▶ Document source
Published on Wednesday, July 12, 2023
Abstract
Cette journée d’étude vise à prolonger sur le terrain de l’enseignement les questions posées lors de la journée d’étude « Design graphique, manières de faire de la recherche » organisée au centre Pompidou (CNAP, université de Strasbourg, Bibliothèque Kandinsky) en 2021. Il s’agira d’interroger la manière dont la recherche déplace et transforme la pédagogie et l’enseignement du design graphique, en suivant trois axes principaux.
Announcement
Présentation
À l’heure où la démocratisation des outils de conception graphique donne à chacun l’impression d’avoir une « license to design » – l’expression est de Katherine McCoy ([1997] 2019, 225) – il peut sembler curieux de se demander comment – voire, pour les plus pessimistes, pourquoi – enseigner le design graphique. C’est pourtant ce que continuent de faire, souvent avec enthousiasme, des enseignants et enseignantes qui se consacrent de nos jours à ce vaste domaine, que l’on qualifiera aussi bien de champ ou de discipline, aux contours diffus et en constante évolution.

▶ Énoncé 1
Selon l'annonce de la journée d'étude sur l'enseignement du design graphique, en quelle année la journée d'étude « Design graphique, manières de faire de la recherche » s'est-elle tenue au centre Pompidou ?
▶ Énoncé 2
Restituez à l'identique le passage de l'annonce sur l'enseignement du design graphique, en commençant à « Announcement » et en terminant à « en constante évolution. ».
▶ Énoncé 3
Rédigez la suite de l'annonce de la journée d'étude sur l'enseignement du design graphique, après sa dernière phrase.

▶ Données présentées
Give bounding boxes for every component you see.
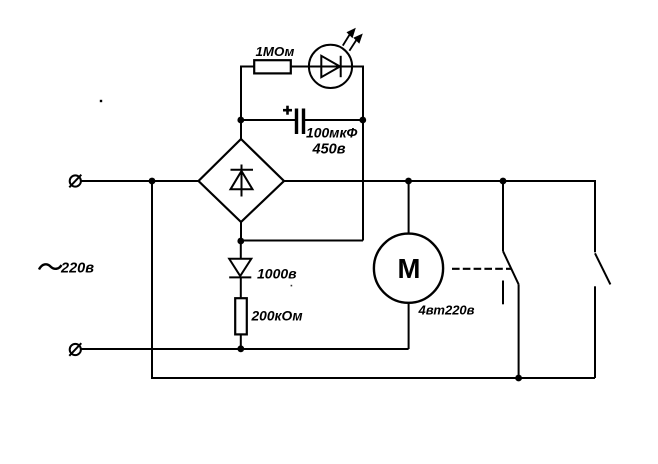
diode VD2 [229, 259, 251, 278]
node DC plus junction (241,120) [237, 117, 244, 124]
wire LED to DC minus rail [352, 66, 364, 68]
node junction B (519,378) [515, 375, 522, 382]
svg-text:220в: 220в [60, 261, 94, 277]
resistor R1 1МОм [254, 60, 291, 73]
node junction (503,181) [500, 178, 507, 185]
wire capacitor row right [305, 119, 363, 121]
wire DC minus right vertical [362, 67, 364, 241]
wire left vertical drop [151, 181, 153, 378]
node junction (363,120) [359, 117, 366, 124]
node junction (241,349) [237, 345, 244, 352]
diode symbol inside bridge [231, 165, 254, 197]
wire SA1 to bottom rail [518, 284, 520, 378]
svg-text:100мкФ: 100мкФ [306, 125, 357, 141]
svg-text:200кОм: 200кОм [251, 309, 303, 324]
LED HL1 [309, 45, 352, 88]
wire bridge top stub [240, 119, 242, 140]
terminal X2 bottom AC input [69, 343, 81, 356]
svg-text:М: М [398, 253, 421, 284]
wire top rail right section [284, 180, 596, 182]
LED emission arrows [343, 28, 363, 51]
wire R2 to bottom wire [240, 334, 242, 349]
capacitor C1 polarity plus [283, 106, 292, 115]
switch SA1 blade [503, 251, 519, 284]
wire motor top lead [408, 181, 410, 234]
wire junction to diode VD2 [240, 241, 242, 259]
motor M1 [374, 234, 443, 303]
wire capacitor row left [241, 119, 295, 121]
bridge rectifier diamond [199, 139, 285, 222]
wire motor bottom lead [408, 302, 410, 349]
svg-text:450в: 450в [312, 142, 346, 158]
wire diode VD2 to resistor R2 [240, 277, 242, 299]
wire DC plus rail up [240, 67, 242, 121]
resistor R2 200кОм [235, 298, 247, 334]
wire to resistor R1 [240, 66, 255, 68]
wire DC minus horizontal to bridge bottom [241, 240, 363, 242]
svg-text:4вт220в: 4вт220в [418, 303, 475, 318]
switch SA2 upper contact [594, 180, 596, 252]
wire bottom rail [151, 377, 595, 379]
switch SA1 upper contact [502, 181, 504, 251]
capacitor C1 plates [295, 109, 305, 135]
wire top AC input to bridge left vertex [81, 180, 199, 182]
mechanical linkage dashed line [452, 268, 511, 270]
terminal X1 top AC input [69, 175, 81, 188]
label AC source ~220в [39, 261, 94, 277]
node junction (241,241) [237, 238, 244, 245]
switch SA2 blade [595, 253, 610, 284]
svg-text:1000в: 1000в [257, 266, 297, 282]
wire R1 to LED [291, 66, 310, 68]
svg-text:1МОм: 1МОм [256, 44, 295, 59]
ink speck near diode label [291, 285, 293, 287]
ink speck top left [100, 100, 102, 102]
node junction (408.5,181) [405, 178, 412, 185]
wire SA2 to bottom rail [594, 286, 596, 378]
node junction A (152,181) [149, 178, 156, 185]
linkage stub [502, 281, 504, 305]
wire bridge bottom stub [240, 221, 242, 241]
wire bottom AC input to motor [81, 348, 409, 350]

▶ Réponse attendue 1
En 2021.

▶ Réponse attendue 2
Announcement
Présentation
À l’heure où la démocratisation des outils de conception graphique donne à chacun l’impression d’avoir une « license to design » – l’expression est de Katherine McCoy ([1997] 2019, 225) – il peut sembler curieux de se demander comment – voire, pour les plus pessimistes, pourquoi – enseigner le design graphique. C’est pourtant ce que continuent de faire, souvent avec enthousiasme, des enseignants et enseignantes qui se consacrent de nos jours à ce vaste domaine, que l’on qualifiera aussi bien de champ ou de discipline, aux contours diffus et en constante évolution.

▶ Réponse attendue 3
Si les rapports entre design et pédagogie sont discutés depuis une centaine d’années, ils ont fait l’objet d’une problématisation plus précise dans la seconde partie du XXe siècle, notamment par le biais de revues comme Design Studies (1979) ou Design Issues (1984) ou de conférences internationales. Dans l’histoire récente, les liens entre design et pédagogie ont été diversement envisagés à partir de questions méthodologiques, des compétences de conception, de la pratique réflexive, du geste, du dessin et de la créativité, ou encore de la formation des enseignant·e·s (Tortochot et al. 2020). Ces dernières années, plusieurs projets et travaux de recherche ont été consacrés à l’enseignement du design, au travers de journées d’études et de séminaires (« Pédagogie du design, design de la pédagogie », PROJEKT (EA 7447) à l’Université de Nîmes en 2017 ; « Enseigner le design : geste créatif et activité formative », GCAF, à l’INSPE d’Aix-en-Provence en 2020) ou encore de revues – le quinzième numéro de la revue Sciences du design, s’est donné pour thème « enseigner le design » (Dupont, Didier, et Nadon 2022).
Si l’on cherche une focalisation plus précise autour de la pédagogie du design graphique, il faut remonter à la fin du XXe siècle, au moment où plusieurs expériences pédagogiques exigeantes en Europe et aux États-Unis arrivent à maturité. En 1997, Steven Heller organise à la School of Visual Arts le colloque « How We Learn What We Learn », dont les actes sont publiés l’année suivante sous le titre The Education of a Graphic Designer (1998), qui fera ensuite l’objet de plusieurs rééditions. Depuis lors, l’enseignement du design graphique a été abordé au fil d’une copieuse littérature, principalement anglo-saxonne. En France, il est pris comme thème du quinzième numéro de Graphisme en France (CNAP 2008), après avoir fait l’objet d’une mission de réflexion à la demande de la Délégation aux arts plastiques du Ministère de la culture (1996), et être devenu le sujet de préoccupation d’une association, « Un coup de dés », active entre 2005 et 2012. La question de l’enseignement semble offrir un point de vue privilégié pour comprendre le design graphique : « […] envisager le design graphique sous l’angle de l’enseignement, n’est-ce pas, tout simplement, en évoquer les principaux enjeux, que les problématiques de la transmission font apparaître avec évidence ? » (De Smet 2008, 3)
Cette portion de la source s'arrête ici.